↓↓↓

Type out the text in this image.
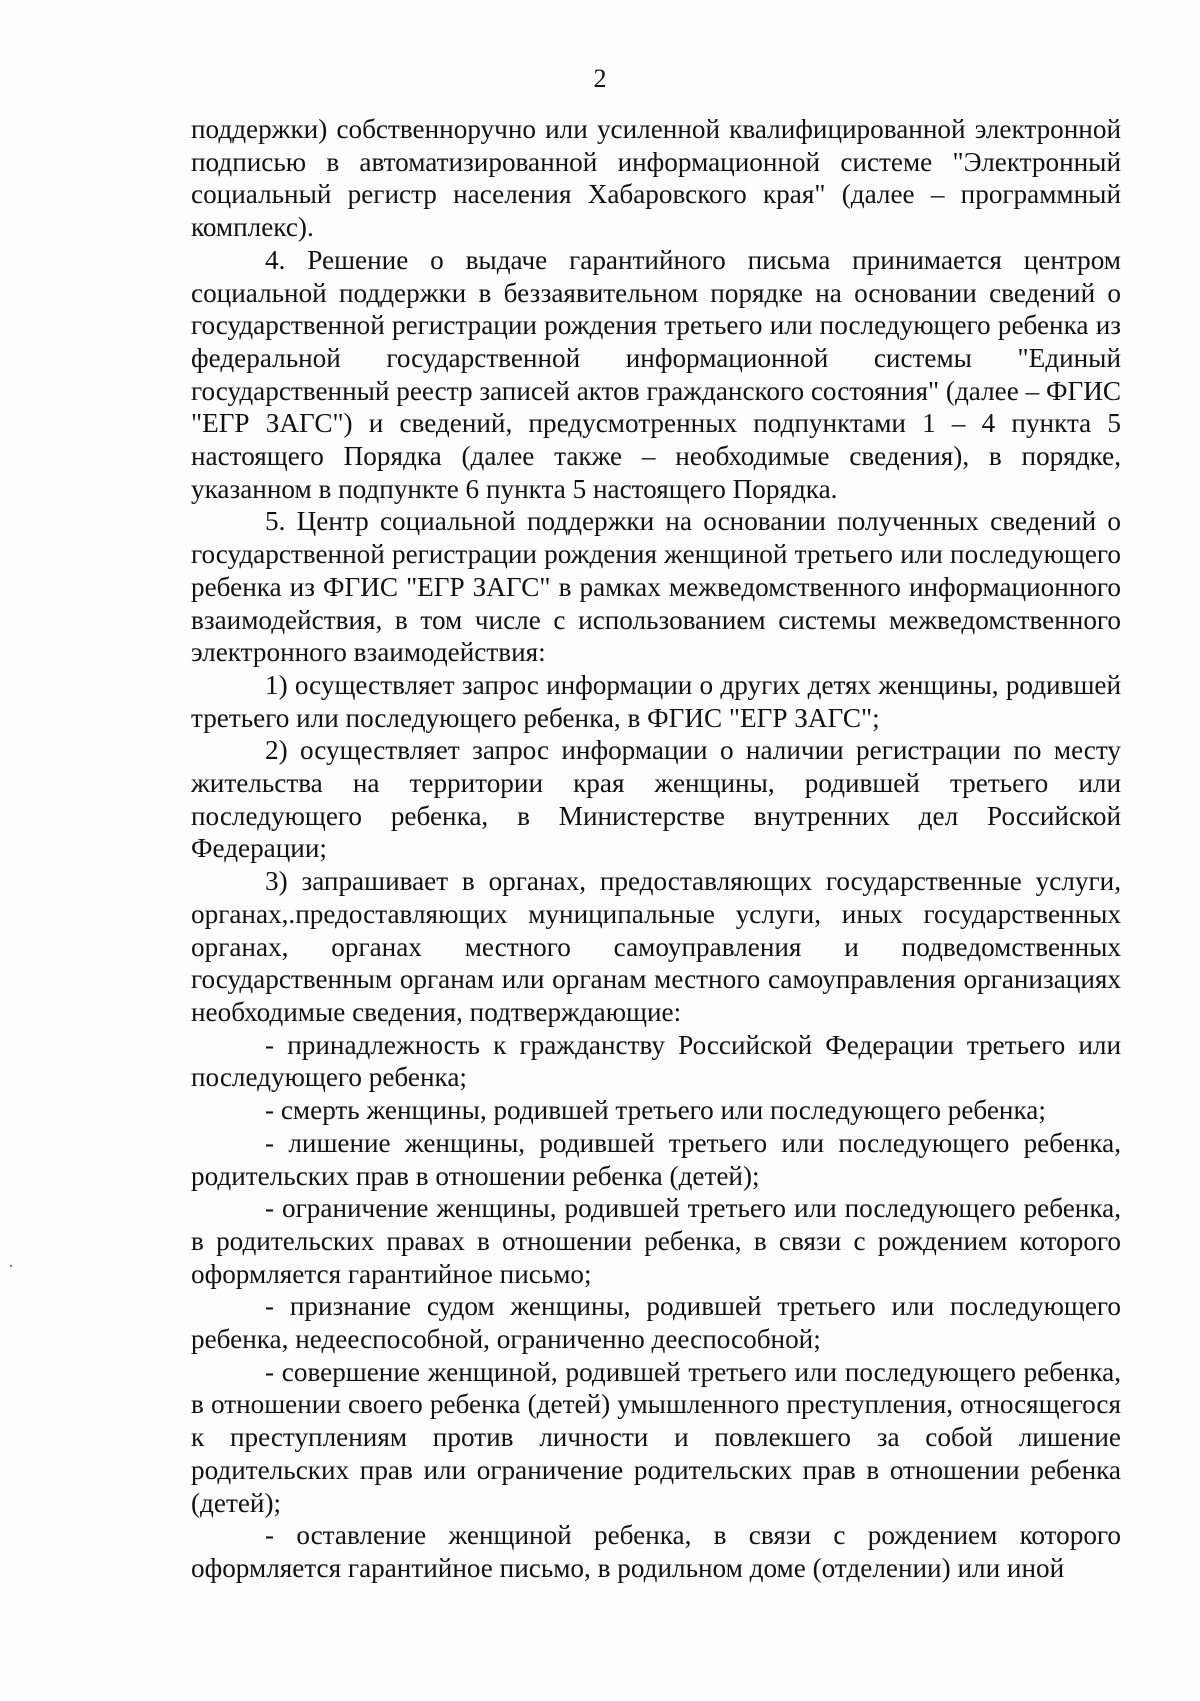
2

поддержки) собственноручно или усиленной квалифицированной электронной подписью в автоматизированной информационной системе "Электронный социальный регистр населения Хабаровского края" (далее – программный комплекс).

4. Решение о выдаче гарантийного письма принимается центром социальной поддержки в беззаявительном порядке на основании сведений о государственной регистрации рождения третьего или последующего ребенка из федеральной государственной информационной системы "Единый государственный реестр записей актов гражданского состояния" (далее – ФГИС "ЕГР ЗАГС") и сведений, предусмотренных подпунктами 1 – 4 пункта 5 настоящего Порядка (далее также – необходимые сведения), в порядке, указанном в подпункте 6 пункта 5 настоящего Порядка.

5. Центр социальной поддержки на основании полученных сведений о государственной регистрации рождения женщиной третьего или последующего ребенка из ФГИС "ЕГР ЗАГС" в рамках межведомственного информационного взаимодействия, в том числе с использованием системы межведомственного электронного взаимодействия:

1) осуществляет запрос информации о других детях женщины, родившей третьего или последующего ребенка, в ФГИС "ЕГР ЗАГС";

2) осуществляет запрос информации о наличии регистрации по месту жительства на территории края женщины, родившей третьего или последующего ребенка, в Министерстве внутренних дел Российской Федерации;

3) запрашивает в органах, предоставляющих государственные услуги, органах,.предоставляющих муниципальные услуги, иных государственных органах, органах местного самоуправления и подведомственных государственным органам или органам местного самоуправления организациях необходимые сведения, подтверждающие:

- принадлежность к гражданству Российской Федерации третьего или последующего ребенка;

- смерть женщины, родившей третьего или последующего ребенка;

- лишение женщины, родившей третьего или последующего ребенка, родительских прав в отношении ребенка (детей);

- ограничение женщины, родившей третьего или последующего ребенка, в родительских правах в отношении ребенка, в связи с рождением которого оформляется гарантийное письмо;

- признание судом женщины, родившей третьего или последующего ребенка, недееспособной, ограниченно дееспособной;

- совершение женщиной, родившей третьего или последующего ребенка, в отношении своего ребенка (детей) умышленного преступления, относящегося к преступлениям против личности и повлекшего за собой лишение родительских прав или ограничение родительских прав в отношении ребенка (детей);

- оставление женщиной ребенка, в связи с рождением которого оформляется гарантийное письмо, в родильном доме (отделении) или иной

↑↑↑
↓↓↓

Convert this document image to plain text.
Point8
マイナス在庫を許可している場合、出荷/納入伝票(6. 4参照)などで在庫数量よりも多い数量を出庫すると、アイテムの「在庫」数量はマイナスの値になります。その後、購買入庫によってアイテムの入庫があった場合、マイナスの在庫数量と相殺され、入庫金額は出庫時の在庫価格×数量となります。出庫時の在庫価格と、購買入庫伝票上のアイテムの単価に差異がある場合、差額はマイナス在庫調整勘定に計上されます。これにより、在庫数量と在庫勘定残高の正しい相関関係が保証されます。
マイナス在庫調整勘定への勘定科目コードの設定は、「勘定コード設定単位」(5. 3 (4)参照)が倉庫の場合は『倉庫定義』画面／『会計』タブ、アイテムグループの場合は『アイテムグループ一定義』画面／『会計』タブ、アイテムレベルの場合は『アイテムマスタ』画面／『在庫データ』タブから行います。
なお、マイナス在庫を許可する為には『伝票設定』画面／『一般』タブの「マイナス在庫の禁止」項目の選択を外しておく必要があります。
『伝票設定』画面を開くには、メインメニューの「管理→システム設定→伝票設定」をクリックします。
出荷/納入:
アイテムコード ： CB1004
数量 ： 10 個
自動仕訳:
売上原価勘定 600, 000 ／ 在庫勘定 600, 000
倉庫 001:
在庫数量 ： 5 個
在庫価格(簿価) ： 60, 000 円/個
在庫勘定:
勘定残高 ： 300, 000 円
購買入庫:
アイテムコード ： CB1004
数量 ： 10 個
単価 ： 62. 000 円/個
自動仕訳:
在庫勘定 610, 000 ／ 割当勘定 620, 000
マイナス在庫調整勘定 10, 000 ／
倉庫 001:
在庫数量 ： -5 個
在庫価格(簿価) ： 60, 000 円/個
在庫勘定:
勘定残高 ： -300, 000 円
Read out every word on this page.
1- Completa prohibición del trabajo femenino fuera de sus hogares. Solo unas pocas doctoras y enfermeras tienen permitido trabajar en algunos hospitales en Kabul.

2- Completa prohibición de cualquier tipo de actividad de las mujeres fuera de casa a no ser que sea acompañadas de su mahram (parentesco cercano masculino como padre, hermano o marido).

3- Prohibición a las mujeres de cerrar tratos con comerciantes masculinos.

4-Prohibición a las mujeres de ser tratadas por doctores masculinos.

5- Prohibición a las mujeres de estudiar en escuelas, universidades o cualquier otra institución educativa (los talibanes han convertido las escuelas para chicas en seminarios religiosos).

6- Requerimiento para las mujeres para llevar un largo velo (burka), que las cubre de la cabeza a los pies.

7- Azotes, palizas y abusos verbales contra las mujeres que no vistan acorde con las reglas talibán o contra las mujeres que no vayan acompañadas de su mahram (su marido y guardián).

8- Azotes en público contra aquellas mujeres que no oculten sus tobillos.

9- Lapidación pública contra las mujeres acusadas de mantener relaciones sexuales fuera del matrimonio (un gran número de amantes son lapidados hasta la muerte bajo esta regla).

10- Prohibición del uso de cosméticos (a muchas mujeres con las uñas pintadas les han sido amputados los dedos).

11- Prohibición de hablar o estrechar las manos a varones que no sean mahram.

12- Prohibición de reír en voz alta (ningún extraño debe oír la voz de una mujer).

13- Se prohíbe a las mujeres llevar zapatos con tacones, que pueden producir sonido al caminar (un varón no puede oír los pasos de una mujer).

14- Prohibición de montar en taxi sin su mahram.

↑↑↑

**Task to complete**
How many lines of the records contain the string "this"? Respond with the number alone.

**Task response**
3